Exercise description: Write out every line below that includes the word "positive".

··· Provided material ···

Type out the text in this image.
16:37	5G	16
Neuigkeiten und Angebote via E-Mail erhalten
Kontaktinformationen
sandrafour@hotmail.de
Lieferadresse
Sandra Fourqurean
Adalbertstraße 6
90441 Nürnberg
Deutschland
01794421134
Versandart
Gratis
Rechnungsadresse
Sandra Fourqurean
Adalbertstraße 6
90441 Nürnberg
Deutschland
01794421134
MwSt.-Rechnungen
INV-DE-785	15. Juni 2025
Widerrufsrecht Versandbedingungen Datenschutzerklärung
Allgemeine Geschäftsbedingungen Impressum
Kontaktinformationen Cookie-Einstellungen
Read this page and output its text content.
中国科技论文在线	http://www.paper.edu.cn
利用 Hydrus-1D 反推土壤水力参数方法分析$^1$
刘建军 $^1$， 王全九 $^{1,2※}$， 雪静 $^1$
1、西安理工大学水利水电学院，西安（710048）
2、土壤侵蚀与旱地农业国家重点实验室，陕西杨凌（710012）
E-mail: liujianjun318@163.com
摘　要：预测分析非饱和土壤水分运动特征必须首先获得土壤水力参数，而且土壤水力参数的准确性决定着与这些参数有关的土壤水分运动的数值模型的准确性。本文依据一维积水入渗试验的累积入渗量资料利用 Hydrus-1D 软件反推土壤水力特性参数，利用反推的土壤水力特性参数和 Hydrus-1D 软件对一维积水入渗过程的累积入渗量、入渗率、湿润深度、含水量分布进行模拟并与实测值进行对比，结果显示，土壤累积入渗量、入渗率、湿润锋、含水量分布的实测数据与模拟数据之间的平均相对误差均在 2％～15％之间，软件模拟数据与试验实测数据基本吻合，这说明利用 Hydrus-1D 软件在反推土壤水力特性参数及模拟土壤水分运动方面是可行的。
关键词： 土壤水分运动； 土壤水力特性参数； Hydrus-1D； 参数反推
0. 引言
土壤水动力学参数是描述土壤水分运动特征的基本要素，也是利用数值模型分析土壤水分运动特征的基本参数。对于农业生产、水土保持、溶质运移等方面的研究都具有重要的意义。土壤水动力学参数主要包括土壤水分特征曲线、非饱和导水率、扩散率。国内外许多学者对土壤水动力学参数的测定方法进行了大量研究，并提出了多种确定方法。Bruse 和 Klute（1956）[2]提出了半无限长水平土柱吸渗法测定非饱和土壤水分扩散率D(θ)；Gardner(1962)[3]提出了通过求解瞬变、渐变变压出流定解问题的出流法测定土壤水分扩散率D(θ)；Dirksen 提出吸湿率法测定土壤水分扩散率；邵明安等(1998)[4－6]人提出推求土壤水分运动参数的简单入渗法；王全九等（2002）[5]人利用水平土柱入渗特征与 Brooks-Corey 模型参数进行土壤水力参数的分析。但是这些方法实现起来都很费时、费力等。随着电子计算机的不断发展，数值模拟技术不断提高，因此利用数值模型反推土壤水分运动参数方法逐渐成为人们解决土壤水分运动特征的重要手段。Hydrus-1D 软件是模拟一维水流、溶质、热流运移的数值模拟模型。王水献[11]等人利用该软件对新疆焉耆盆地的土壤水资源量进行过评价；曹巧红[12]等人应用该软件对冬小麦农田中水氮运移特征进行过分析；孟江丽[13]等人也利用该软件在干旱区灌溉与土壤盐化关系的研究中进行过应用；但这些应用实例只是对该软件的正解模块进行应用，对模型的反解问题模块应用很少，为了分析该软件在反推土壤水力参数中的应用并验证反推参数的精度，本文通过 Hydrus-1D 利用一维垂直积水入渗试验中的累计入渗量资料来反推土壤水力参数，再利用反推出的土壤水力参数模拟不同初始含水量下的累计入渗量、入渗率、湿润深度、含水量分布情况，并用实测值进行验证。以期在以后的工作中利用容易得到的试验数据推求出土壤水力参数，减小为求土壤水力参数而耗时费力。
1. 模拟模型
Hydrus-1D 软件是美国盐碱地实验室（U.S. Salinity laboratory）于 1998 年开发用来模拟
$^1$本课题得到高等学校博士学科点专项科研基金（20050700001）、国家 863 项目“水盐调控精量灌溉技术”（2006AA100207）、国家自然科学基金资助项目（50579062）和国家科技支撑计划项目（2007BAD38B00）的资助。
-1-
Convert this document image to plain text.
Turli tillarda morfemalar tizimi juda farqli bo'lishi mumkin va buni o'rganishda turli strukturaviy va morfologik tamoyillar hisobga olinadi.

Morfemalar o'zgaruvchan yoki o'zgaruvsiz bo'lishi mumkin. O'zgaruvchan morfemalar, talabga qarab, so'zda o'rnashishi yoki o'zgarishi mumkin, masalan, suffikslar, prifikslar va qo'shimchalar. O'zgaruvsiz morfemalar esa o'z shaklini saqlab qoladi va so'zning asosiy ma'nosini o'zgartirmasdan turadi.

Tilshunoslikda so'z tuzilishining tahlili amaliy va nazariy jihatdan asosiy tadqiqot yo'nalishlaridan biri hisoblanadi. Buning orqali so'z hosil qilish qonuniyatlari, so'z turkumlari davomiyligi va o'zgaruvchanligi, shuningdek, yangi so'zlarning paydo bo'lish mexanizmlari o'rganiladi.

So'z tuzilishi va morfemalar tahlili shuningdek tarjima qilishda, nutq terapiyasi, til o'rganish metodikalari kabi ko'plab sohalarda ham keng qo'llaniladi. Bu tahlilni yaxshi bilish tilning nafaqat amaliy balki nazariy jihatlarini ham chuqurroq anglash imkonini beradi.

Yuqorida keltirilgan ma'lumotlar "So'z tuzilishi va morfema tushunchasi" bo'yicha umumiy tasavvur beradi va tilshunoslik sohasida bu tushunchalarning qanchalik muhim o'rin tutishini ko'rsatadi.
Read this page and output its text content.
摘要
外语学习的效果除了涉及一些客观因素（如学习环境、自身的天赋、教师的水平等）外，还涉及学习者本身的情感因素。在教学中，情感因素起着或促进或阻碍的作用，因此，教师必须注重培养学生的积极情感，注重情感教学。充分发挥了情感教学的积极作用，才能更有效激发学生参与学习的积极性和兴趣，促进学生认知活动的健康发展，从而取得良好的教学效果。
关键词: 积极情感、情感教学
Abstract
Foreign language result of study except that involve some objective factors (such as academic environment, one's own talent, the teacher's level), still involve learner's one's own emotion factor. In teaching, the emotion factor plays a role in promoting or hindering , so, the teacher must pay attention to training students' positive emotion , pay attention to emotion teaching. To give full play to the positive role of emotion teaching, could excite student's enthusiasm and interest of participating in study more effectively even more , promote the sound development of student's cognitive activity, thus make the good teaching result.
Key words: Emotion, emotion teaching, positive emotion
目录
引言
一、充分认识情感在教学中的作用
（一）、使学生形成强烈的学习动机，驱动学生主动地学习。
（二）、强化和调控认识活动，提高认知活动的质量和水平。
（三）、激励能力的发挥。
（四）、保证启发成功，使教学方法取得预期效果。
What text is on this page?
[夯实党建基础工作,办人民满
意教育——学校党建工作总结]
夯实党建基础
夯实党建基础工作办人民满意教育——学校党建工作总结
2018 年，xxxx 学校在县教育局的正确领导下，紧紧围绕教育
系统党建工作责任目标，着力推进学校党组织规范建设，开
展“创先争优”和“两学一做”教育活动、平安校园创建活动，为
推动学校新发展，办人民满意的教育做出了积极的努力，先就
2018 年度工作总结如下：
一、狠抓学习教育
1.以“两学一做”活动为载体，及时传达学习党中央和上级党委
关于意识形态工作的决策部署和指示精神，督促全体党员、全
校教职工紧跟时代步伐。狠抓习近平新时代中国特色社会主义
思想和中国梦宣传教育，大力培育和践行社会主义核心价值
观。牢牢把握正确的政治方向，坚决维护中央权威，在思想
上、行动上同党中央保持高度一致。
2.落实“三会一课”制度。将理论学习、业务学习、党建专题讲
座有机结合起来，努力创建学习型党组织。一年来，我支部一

···

Answer to this task:
Foreign language result of study except that involve some objective factors (such as academic environment, one's own talent, the teacher's level), still involve learner's one's own emotion factor. In teaching, the emotion factor plays a role in promoting or hindering , so, the teacher must pay attention to training students' positive emotion , pay attention to emotion teaching. To give full play to the positive role of emotion teaching, could excite student's enthusiasm and interest of participating in study more effectively even more , promote the sound development of student's cognitive activity, thus make the good teaching result.
Key words: Emotion, emotion teaching, positive emotion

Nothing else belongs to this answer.